Write the records out again, precisely as they stand.

* BEGIN RECORDED INFORMATION *

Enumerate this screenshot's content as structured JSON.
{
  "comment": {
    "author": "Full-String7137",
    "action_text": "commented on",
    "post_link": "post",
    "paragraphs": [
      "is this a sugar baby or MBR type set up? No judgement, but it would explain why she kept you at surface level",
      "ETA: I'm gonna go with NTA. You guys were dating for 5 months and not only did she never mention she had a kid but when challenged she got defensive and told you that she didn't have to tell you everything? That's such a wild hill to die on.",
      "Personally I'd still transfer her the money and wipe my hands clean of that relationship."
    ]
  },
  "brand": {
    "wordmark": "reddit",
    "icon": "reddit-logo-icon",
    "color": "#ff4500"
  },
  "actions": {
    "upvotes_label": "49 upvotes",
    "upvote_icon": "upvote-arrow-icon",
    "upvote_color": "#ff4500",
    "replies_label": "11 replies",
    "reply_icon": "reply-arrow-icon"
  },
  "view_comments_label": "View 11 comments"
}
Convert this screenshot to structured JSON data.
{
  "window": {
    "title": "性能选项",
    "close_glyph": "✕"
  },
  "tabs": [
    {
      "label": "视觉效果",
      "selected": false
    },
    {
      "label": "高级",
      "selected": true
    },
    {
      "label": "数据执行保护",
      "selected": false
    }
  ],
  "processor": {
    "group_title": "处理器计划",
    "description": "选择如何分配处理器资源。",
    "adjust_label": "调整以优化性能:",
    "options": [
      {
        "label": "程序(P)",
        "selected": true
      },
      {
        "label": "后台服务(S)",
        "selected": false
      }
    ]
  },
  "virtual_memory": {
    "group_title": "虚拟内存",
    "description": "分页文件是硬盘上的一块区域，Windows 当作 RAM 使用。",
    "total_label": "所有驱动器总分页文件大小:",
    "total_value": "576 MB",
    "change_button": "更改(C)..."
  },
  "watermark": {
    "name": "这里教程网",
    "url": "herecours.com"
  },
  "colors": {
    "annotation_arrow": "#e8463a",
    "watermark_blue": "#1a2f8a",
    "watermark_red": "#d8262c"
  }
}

* END RECORDED INFORMATION *

## OUTPUT FOR THIS TASK
Enumerate this screenshot's content as structured JSON.
{
  "comment": {
    "author": "Full-String7137",
    "action_text": "commented on",
    "post_link": "post",
    "paragraphs": [
      "is this a sugar baby or MBR type set up? No judgement, but it would explain why she kept you at surface level",
      "ETA: I'm gonna go with NTA. You guys were dating for 5 months and not only did she never mention she had a kid but when challenged she got defensive and told you that she didn't have to tell you everything? That's such a wild hill to die on.",
      "Personally I'd still transfer her the money and wipe my hands clean of that relationship."
    ]
  },
  "brand": {
    "wordmark": "reddit",
    "icon": "reddit-logo-icon",
    "color": "#ff4500"
  },
  "actions": {
    "upvotes_label": "49 upvotes",
    "upvote_icon": "upvote-arrow-icon",
    "upvote_color": "#ff4500",
    "replies_label": "11 replies",
    "reply_icon": "reply-arrow-icon"
  },
  "view_comments_label": "View 11 comments"
}
Convert this screenshot to structured JSON data.
{
  "window": {
    "title": "性能选项",
    "close_glyph": "✕"
  },
  "tabs": [
    {
      "label": "视觉效果",
      "selected": false
    },
    {
      "label": "高级",
      "selected": true
    },
    {
      "label": "数据执行保护",
      "selected": false
    }
  ],
  "processor": {
    "group_title": "处理器计划",
    "description": "选择如何分配处理器资源。",
    "adjust_label": "调整以优化性能:",
    "options": [
      {
        "label": "程序(P)",
        "selected": true
      },
      {
        "label": "后台服务(S)",
        "selected": false
      }
    ]
  },
  "virtual_memory": {
    "group_title": "虚拟内存",
    "description": "分页文件是硬盘上的一块区域，Windows 当作 RAM 使用。",
    "total_label": "所有驱动器总分页文件大小:",
    "total_value": "576 MB",
    "change_button": "更改(C)..."
  },
  "watermark": {
    "name": "这里教程网",
    "url": "herecours.com"
  },
  "colors": {
    "annotation_arrow": "#e8463a",
    "watermark_blue": "#1a2f8a",
    "watermark_red": "#d8262c"
  }
}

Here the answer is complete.